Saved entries
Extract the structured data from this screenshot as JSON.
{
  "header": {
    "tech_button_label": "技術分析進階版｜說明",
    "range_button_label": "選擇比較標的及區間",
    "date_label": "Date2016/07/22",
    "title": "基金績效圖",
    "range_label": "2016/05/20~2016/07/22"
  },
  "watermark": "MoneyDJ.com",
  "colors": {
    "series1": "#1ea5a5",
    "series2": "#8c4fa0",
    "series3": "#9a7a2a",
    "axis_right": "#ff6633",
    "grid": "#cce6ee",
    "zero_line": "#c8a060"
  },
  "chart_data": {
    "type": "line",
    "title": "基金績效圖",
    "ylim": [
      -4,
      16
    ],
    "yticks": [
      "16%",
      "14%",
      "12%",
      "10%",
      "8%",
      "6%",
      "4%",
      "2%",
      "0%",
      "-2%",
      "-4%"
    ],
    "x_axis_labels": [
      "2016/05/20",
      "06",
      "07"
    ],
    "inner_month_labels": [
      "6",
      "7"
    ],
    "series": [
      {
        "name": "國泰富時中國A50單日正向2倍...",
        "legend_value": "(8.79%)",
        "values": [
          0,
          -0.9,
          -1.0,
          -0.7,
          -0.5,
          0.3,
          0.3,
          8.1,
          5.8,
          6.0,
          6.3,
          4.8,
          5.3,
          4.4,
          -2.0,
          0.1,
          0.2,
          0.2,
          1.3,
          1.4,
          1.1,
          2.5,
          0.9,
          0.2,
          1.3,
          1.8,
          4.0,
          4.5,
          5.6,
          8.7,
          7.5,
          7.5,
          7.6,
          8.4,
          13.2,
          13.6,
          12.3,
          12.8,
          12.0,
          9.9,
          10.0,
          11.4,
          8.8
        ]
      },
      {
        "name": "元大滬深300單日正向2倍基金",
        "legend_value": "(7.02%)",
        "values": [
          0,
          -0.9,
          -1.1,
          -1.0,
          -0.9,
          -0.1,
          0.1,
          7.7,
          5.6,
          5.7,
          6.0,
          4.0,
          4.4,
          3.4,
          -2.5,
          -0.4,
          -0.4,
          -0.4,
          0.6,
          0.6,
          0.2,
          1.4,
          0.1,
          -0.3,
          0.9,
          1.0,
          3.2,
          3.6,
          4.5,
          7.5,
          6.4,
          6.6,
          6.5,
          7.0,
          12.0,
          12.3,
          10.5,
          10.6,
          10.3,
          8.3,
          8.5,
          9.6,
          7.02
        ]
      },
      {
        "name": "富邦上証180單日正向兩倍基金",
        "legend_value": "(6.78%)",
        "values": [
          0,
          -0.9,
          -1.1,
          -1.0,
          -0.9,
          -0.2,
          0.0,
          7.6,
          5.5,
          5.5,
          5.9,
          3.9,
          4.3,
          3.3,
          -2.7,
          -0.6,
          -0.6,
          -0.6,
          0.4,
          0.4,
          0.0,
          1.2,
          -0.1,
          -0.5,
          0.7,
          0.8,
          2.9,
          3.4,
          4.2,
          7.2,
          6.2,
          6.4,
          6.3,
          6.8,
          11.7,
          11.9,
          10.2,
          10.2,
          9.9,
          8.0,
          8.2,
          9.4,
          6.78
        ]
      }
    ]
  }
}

▸ **REQUIREMENTS**:
Write out the full listing exactly as given.

▸ **THE RESULT**:
Extract the structured data from this screenshot as JSON.
{
  "header": {
    "tech_button_label": "技術分析進階版｜說明",
    "range_button_label": "選擇比較標的及區間",
    "date_label": "Date2016/07/22",
    "title": "基金績效圖",
    "range_label": "2016/05/20~2016/07/22"
  },
  "watermark": "MoneyDJ.com",
  "colors": {
    "series1": "#1ea5a5",
    "series2": "#8c4fa0",
    "series3": "#9a7a2a",
    "axis_right": "#ff6633",
    "grid": "#cce6ee",
    "zero_line": "#c8a060"
  },
  "chart_data": {
    "type": "line",
    "title": "基金績效圖",
    "ylim": [
      -4,
      16
    ],
    "yticks": [
      "16%",
      "14%",
      "12%",
      "10%",
      "8%",
      "6%",
      "4%",
      "2%",
      "0%",
      "-2%",
      "-4%"
    ],
    "x_axis_labels": [
      "2016/05/20",
      "06",
      "07"
    ],
    "inner_month_labels": [
      "6",
      "7"
    ],
    "series": [
      {
        "name": "國泰富時中國A50單日正向2倍...",
        "legend_value": "(8.79%)",
        "values": [
          0,
          -0.9,
          -1.0,
          -0.7,
          -0.5,
          0.3,
          0.3,
          8.1,
          5.8,
          6.0,
          6.3,
          4.8,
          5.3,
          4.4,
          -2.0,
          0.1,
          0.2,
          0.2,
          1.3,
          1.4,
          1.1,
          2.5,
          0.9,
          0.2,
          1.3,
          1.8,
          4.0,
          4.5,
          5.6,
          8.7,
          7.5,
          7.5,
          7.6,
          8.4,
          13.2,
          13.6,
          12.3,
          12.8,
          12.0,
          9.9,
          10.0,
          11.4,
          8.8
        ]
      },
      {
        "name": "元大滬深300單日正向2倍基金",
        "legend_value": "(7.02%)",
        "values": [
          0,
          -0.9,
          -1.1,
          -1.0,
          -0.9,
          -0.1,
          0.1,
          7.7,
          5.6,
          5.7,
          6.0,
          4.0,
          4.4,
          3.4,
          -2.5,
          -0.4,
          -0.4,
          -0.4,
          0.6,
          0.6,
          0.2,
          1.4,
          0.1,
          -0.3,
          0.9,
          1.0,
          3.2,
          3.6,
          4.5,
          7.5,
          6.4,
          6.6,
          6.5,
          7.0,
          12.0,
          12.3,
          10.5,
          10.6,
          10.3,
          8.3,
          8.5,
          9.6,
          7.02
        ]
      },
      {
        "name": "富邦上証180單日正向兩倍基金",
        "legend_value": "(6.78%)",
        "values": [
          0,
          -0.9,
          -1.1,
          -1.0,
          -0.9,
          -0.2,
          0.0,
          7.6,
          5.5,
          5.5,
          5.9,
          3.9,
          4.3,
          3.3,
          -2.7,
          -0.6,
          -0.6,
          -0.6,
          0.4,
          0.4,
          0.0,
          1.2,
          -0.1,
          -0.5,
          0.7,
          0.8,
          2.9,
          3.4,
          4.2,
          7.2,
          6.2,
          6.4,
          6.3,
          6.8,
          11.7,
          11.9,
          10.2,
          10.2,
          9.9,
          8.0,
          8.2,
          9.4,
          6.78
        ]
      }
    ]
  }
}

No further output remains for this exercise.